The exercise: Lines containing the word "name" are to be counted; state their number and nothing further.

Supplied data:
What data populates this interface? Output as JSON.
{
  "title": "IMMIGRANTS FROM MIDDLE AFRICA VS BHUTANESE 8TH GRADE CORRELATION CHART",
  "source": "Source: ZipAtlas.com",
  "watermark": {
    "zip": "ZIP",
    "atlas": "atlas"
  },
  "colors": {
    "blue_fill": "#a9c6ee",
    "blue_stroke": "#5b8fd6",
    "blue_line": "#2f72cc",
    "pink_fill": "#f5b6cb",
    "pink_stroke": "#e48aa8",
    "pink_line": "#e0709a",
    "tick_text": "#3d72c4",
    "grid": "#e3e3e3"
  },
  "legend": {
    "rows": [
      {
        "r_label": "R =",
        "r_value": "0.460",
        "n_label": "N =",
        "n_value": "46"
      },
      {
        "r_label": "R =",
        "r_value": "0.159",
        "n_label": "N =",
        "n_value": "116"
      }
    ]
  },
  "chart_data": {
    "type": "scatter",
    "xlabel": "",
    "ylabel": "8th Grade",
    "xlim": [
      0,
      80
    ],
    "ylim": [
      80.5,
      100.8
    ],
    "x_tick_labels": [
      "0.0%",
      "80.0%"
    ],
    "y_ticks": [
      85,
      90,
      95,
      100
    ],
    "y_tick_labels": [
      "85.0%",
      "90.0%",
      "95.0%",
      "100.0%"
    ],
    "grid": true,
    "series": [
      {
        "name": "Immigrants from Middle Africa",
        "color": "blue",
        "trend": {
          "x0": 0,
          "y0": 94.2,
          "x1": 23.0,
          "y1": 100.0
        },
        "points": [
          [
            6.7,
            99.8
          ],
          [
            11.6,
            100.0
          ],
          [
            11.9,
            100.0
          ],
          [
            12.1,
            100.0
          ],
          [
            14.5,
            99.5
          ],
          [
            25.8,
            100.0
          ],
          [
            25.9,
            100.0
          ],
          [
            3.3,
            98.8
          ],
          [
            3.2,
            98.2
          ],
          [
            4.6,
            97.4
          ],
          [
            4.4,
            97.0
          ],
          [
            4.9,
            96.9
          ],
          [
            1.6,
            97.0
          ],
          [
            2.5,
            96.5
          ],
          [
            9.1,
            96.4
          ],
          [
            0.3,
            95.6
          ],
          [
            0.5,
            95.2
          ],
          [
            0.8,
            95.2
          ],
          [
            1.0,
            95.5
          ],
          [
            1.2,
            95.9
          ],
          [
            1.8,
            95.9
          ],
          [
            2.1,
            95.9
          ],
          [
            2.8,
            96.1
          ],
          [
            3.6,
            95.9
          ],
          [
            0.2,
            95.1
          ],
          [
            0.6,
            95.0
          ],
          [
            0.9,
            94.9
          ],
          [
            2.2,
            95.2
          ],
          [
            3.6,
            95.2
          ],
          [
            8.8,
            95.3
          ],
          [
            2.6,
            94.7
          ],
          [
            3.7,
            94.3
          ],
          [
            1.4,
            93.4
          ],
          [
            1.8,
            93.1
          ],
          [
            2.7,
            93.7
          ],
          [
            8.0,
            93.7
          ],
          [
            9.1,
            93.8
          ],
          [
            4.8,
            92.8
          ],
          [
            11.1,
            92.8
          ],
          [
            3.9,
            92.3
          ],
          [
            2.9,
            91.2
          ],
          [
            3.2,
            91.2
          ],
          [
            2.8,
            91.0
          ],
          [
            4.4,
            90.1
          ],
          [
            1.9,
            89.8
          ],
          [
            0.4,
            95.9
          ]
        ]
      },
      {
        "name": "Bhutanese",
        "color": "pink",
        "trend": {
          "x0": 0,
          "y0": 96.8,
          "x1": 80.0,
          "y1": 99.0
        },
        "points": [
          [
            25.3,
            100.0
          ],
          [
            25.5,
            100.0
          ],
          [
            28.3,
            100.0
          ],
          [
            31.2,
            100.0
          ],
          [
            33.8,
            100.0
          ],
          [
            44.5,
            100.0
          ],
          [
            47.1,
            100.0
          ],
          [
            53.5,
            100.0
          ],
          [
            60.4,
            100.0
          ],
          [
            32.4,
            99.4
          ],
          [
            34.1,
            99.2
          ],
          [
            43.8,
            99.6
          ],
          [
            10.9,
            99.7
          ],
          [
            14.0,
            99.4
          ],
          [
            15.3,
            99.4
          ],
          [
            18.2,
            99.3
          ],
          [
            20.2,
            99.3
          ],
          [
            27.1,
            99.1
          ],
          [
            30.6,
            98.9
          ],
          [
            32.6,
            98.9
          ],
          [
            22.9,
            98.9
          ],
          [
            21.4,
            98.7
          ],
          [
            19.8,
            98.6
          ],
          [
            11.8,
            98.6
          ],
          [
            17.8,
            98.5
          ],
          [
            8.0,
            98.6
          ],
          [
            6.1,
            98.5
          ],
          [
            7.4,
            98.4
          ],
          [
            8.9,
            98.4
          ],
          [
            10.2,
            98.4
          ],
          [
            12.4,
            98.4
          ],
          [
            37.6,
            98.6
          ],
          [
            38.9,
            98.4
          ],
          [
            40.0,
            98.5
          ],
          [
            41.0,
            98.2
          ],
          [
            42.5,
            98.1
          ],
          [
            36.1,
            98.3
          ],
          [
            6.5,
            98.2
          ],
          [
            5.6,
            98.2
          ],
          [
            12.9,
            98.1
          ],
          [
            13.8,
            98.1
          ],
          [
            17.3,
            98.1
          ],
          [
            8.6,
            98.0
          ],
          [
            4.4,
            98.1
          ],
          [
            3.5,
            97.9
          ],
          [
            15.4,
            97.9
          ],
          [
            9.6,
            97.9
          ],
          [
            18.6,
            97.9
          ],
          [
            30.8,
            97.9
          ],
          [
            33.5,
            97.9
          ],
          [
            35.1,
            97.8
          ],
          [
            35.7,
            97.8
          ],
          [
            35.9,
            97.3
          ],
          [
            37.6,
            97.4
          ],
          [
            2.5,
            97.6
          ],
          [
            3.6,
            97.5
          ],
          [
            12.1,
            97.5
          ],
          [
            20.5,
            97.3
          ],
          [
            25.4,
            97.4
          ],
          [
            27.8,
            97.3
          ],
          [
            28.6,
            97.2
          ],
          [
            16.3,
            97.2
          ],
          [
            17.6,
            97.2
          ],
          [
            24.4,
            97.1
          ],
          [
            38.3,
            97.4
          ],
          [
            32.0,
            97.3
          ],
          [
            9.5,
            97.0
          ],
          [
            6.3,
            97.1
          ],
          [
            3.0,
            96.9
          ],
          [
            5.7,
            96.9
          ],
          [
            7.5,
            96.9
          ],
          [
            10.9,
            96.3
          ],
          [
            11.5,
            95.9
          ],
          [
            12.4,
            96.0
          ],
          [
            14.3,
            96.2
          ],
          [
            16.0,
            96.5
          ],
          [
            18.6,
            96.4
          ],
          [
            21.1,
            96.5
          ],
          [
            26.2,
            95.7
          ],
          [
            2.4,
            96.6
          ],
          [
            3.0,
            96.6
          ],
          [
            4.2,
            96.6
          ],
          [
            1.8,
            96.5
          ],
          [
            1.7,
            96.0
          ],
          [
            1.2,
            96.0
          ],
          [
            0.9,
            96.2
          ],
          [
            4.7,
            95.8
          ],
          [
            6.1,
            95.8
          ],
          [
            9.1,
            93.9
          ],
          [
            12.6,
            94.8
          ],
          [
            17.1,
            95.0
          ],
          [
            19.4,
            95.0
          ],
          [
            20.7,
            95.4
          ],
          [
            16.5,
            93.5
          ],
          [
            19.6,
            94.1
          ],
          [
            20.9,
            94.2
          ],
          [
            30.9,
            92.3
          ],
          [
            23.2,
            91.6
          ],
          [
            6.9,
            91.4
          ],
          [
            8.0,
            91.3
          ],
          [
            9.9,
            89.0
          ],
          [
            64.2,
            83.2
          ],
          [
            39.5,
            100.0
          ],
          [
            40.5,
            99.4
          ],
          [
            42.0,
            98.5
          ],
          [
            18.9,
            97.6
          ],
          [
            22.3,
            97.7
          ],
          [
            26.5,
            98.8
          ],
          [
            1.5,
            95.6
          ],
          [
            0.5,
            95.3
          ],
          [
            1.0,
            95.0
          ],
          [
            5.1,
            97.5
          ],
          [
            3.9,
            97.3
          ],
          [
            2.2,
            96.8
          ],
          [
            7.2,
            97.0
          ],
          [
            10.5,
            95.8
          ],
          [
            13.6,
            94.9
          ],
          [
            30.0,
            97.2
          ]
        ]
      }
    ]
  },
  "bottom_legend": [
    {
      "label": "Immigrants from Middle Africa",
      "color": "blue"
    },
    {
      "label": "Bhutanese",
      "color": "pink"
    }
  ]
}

Expected answer: 2